#### What is expected
Read through the entries below and return each line with the word "ylabel".

#### Material to process
────────

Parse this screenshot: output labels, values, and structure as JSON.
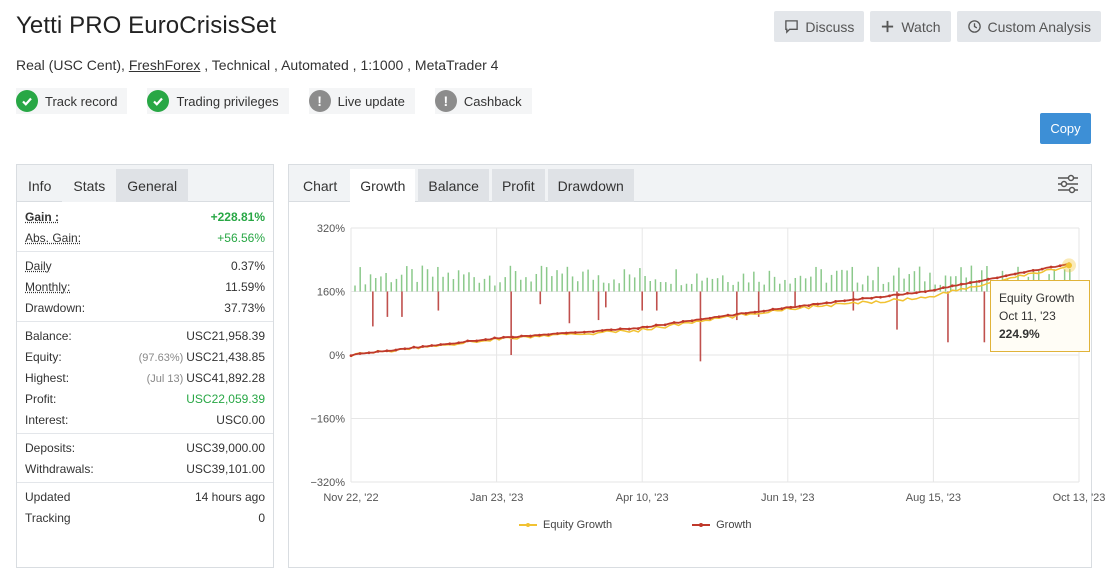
{
  "header": {
    "title": "Yetti PRO EuroCrisisSet",
    "subtitle_pre": "Real (USC Cent), ",
    "broker": "FreshForex",
    "subtitle_post": " , Technical , Automated , 1:1000 , MetaTrader 4"
  },
  "buttons": {
    "discuss": "Discuss",
    "watch": "Watch",
    "custom_analysis": "Custom Analysis",
    "copy": "Copy"
  },
  "badges": [
    {
      "label": "Track record",
      "status": "ok"
    },
    {
      "label": "Trading privileges",
      "status": "ok"
    },
    {
      "label": "Live update",
      "status": "warn"
    },
    {
      "label": "Cashback",
      "status": "warn"
    }
  ],
  "stats_tabs": [
    "Info",
    "Stats",
    "General"
  ],
  "stats": {
    "gain_label": "Gain :",
    "gain": "+228.81%",
    "abs_gain_label": "Abs. Gain:",
    "abs_gain": "+56.56%",
    "daily_label": "Daily",
    "daily": "0.37%",
    "monthly_label": "Monthly:",
    "monthly": "11.59%",
    "drawdown_label": "Drawdown:",
    "drawdown": "37.73%",
    "balance_label": "Balance:",
    "balance": "USC21,958.39",
    "equity_label": "Equity:",
    "equity_pct": "(97.63%)",
    "equity": "USC21,438.85",
    "highest_label": "Highest:",
    "highest_date": "(Jul 13)",
    "highest": "USC41,892.28",
    "profit_label": "Profit:",
    "profit": "USC22,059.39",
    "interest_label": "Interest:",
    "interest": "USC0.00",
    "deposits_label": "Deposits:",
    "deposits": "USC39,000.00",
    "withdrawals_label": "Withdrawals:",
    "withdrawals": "USC39,101.00",
    "updated_label": "Updated",
    "updated": "14 hours ago",
    "tracking_label": "Tracking",
    "tracking": "0"
  },
  "chart_tabs": {
    "label": "Chart",
    "tabs": [
      "Growth",
      "Balance",
      "Profit",
      "Drawdown"
    ],
    "active": "Growth"
  },
  "tooltip": {
    "series": "Equity Growth",
    "date": "Oct 11, '23",
    "value": "224.9%"
  },
  "colors": {
    "growth": "#c0392b",
    "equity": "#f1c232",
    "bar_positive": "#8bc98b",
    "bar_negative": "#c0504d",
    "accent": "#3d8fd6"
  },
  "chart_data": {
    "type": "line",
    "ylim": [
      -320,
      320
    ],
    "y_ticks": [
      "320%",
      "160%",
      "0%",
      "−160%",
      "−320%"
    ],
    "x_ticks": [
      "Nov 22, '22",
      "Jan 23, '23",
      "Apr 10, '23",
      "Jun 19, '23",
      "Aug 15, '23",
      "Oct 13, '23"
    ],
    "legend": [
      "Equity Growth",
      "Growth"
    ],
    "series": [
      {
        "name": "Growth",
        "x": [
          "Nov 22, '22",
          "Jan 23, '23",
          "Apr 10, '23",
          "Jun 19, '23",
          "Aug 15, '23",
          "Oct 13, '23"
        ],
        "values": [
          0,
          42,
          68,
          118,
          160,
          230
        ]
      },
      {
        "name": "Equity Growth",
        "x": [
          "Nov 22, '22",
          "Jan 23, '23",
          "Apr 10, '23",
          "Jun 19, '23",
          "Aug 15, '23",
          "Oct 11, '23"
        ],
        "values": [
          0,
          40,
          62,
          115,
          145,
          224.9
        ]
      }
    ],
    "daily_bars_note_values": [
      -100,
      -60,
      -80,
      40,
      50,
      -200,
      -90,
      -250,
      -150,
      30
    ]
  }
}
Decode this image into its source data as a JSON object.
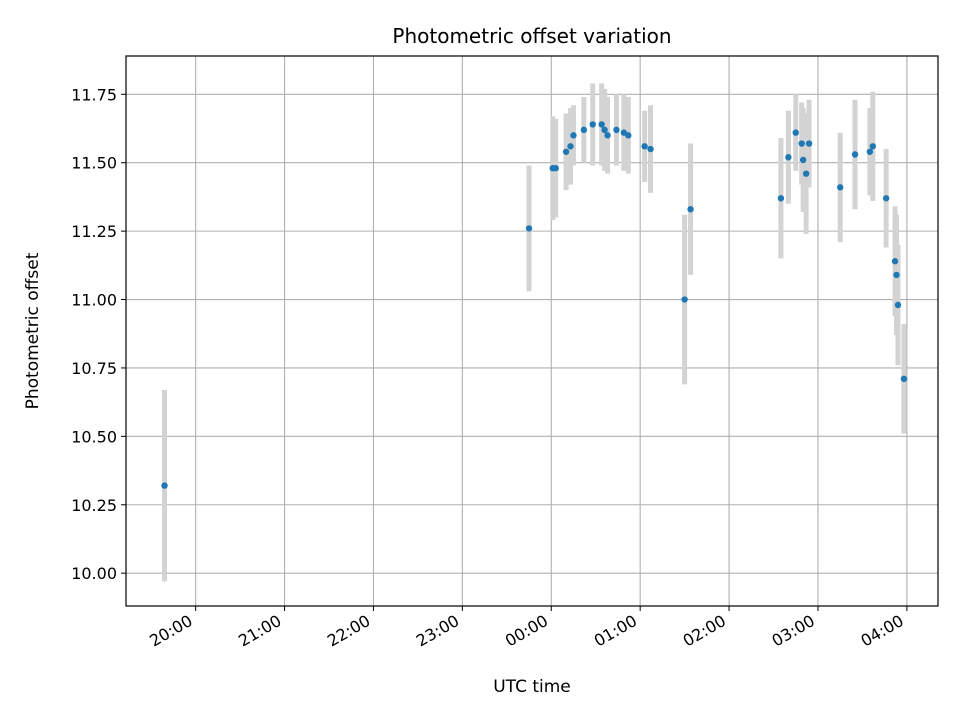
{
  "chart_data": {
    "type": "scatter",
    "title": "Photometric offset variation",
    "xlabel": "UTC time",
    "ylabel": "Photometric offset",
    "x_axis_kind": "time",
    "x_ticks": [
      "20:00",
      "21:00",
      "22:00",
      "23:00",
      "00:00",
      "01:00",
      "02:00",
      "03:00",
      "04:00"
    ],
    "y_ticks": [
      "10.00",
      "10.25",
      "10.50",
      "10.75",
      "11.00",
      "11.25",
      "11.50",
      "11.75"
    ],
    "xlim": [
      "19:13",
      "04:21"
    ],
    "ylim": [
      9.88,
      11.89
    ],
    "grid": true,
    "marker_color": "#1f77b4",
    "errorbar_color": "#d3d3d3",
    "points": [
      {
        "time": "19:39",
        "value": 10.32,
        "err": 0.35
      },
      {
        "time": "23:45",
        "value": 11.26,
        "err": 0.23
      },
      {
        "time": "00:01",
        "value": 11.48,
        "err": 0.19
      },
      {
        "time": "00:03",
        "value": 11.48,
        "err": 0.18
      },
      {
        "time": "00:10",
        "value": 11.54,
        "err": 0.14
      },
      {
        "time": "00:13",
        "value": 11.56,
        "err": 0.14
      },
      {
        "time": "00:15",
        "value": 11.6,
        "err": 0.11
      },
      {
        "time": "00:22",
        "value": 11.62,
        "err": 0.12
      },
      {
        "time": "00:28",
        "value": 11.64,
        "err": 0.15
      },
      {
        "time": "00:34",
        "value": 11.64,
        "err": 0.15
      },
      {
        "time": "00:36",
        "value": 11.62,
        "err": 0.15
      },
      {
        "time": "00:38",
        "value": 11.6,
        "err": 0.14
      },
      {
        "time": "00:44",
        "value": 11.62,
        "err": 0.13
      },
      {
        "time": "00:49",
        "value": 11.61,
        "err": 0.14
      },
      {
        "time": "00:52",
        "value": 11.6,
        "err": 0.14
      },
      {
        "time": "01:03",
        "value": 11.56,
        "err": 0.13
      },
      {
        "time": "01:07",
        "value": 11.55,
        "err": 0.16
      },
      {
        "time": "01:30",
        "value": 11.0,
        "err": 0.31
      },
      {
        "time": "01:34",
        "value": 11.33,
        "err": 0.24
      },
      {
        "time": "02:35",
        "value": 11.37,
        "err": 0.22
      },
      {
        "time": "02:40",
        "value": 11.52,
        "err": 0.17
      },
      {
        "time": "02:45",
        "value": 11.61,
        "err": 0.14
      },
      {
        "time": "02:49",
        "value": 11.57,
        "err": 0.15
      },
      {
        "time": "02:50",
        "value": 11.51,
        "err": 0.19
      },
      {
        "time": "02:52",
        "value": 11.46,
        "err": 0.22
      },
      {
        "time": "02:54",
        "value": 11.57,
        "err": 0.16
      },
      {
        "time": "03:15",
        "value": 11.41,
        "err": 0.2
      },
      {
        "time": "03:25",
        "value": 11.53,
        "err": 0.2
      },
      {
        "time": "03:35",
        "value": 11.54,
        "err": 0.16
      },
      {
        "time": "03:37",
        "value": 11.56,
        "err": 0.2
      },
      {
        "time": "03:46",
        "value": 11.37,
        "err": 0.18
      },
      {
        "time": "03:52",
        "value": 11.14,
        "err": 0.2
      },
      {
        "time": "03:53",
        "value": 11.09,
        "err": 0.22
      },
      {
        "time": "03:54",
        "value": 10.98,
        "err": 0.22
      },
      {
        "time": "03:58",
        "value": 10.71,
        "err": 0.2
      }
    ]
  }
}
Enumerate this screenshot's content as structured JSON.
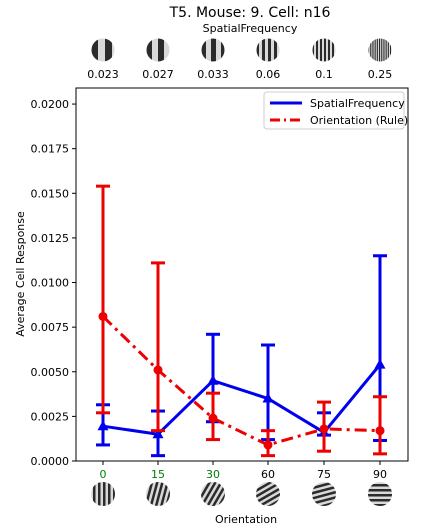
{
  "chart_data": {
    "type": "line",
    "title": "T5. Mouse: 9. Cell: n16",
    "top_axis_label": "SpatialFrequency",
    "top_ticks": [
      "0.023",
      "0.027",
      "0.033",
      "0.06",
      "0.1",
      "0.25"
    ],
    "xlabel": "Orientation",
    "ylabel": "Average Cell Response",
    "categories": [
      "0",
      "15",
      "30",
      "60",
      "75",
      "90"
    ],
    "ylim": [
      0,
      0.0209
    ],
    "yticks": [
      "0.0000",
      "0.0025",
      "0.0050",
      "0.0075",
      "0.0100",
      "0.0125",
      "0.0150",
      "0.0175",
      "0.0200"
    ],
    "legend": {
      "placement": "top-right"
    },
    "grid": false,
    "colors": {
      "spatial": "#0000ee",
      "orientation": "#ee0000",
      "green_tick": "#008000",
      "axis": "#000000"
    },
    "series": [
      {
        "name": "SpatialFrequency",
        "style": "solid",
        "marker": "triangle",
        "values": [
          0.00195,
          0.0015,
          0.0045,
          0.0035,
          0.0016,
          0.0054
        ],
        "err_low": [
          0.0009,
          0.0003,
          0.0022,
          0.0012,
          0.00145,
          0.00115
        ],
        "err_high": [
          0.00315,
          0.0028,
          0.0071,
          0.0065,
          0.0027,
          0.0115
        ]
      },
      {
        "name": "Orientation (Rule)",
        "style": "dashdot",
        "marker": "circle",
        "values": [
          0.0081,
          0.0051,
          0.0024,
          0.0009,
          0.0018,
          0.0017
        ],
        "err_low": [
          0.0027,
          0.0017,
          0.0012,
          0.0003,
          0.00055,
          0.0004
        ],
        "err_high": [
          0.0154,
          0.0111,
          0.0038,
          0.0017,
          0.0033,
          0.0036
        ]
      }
    ]
  }
}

────────

#### Output
    "ylabel": "Photometric offset",
    "ylabel": "Average Cell Response",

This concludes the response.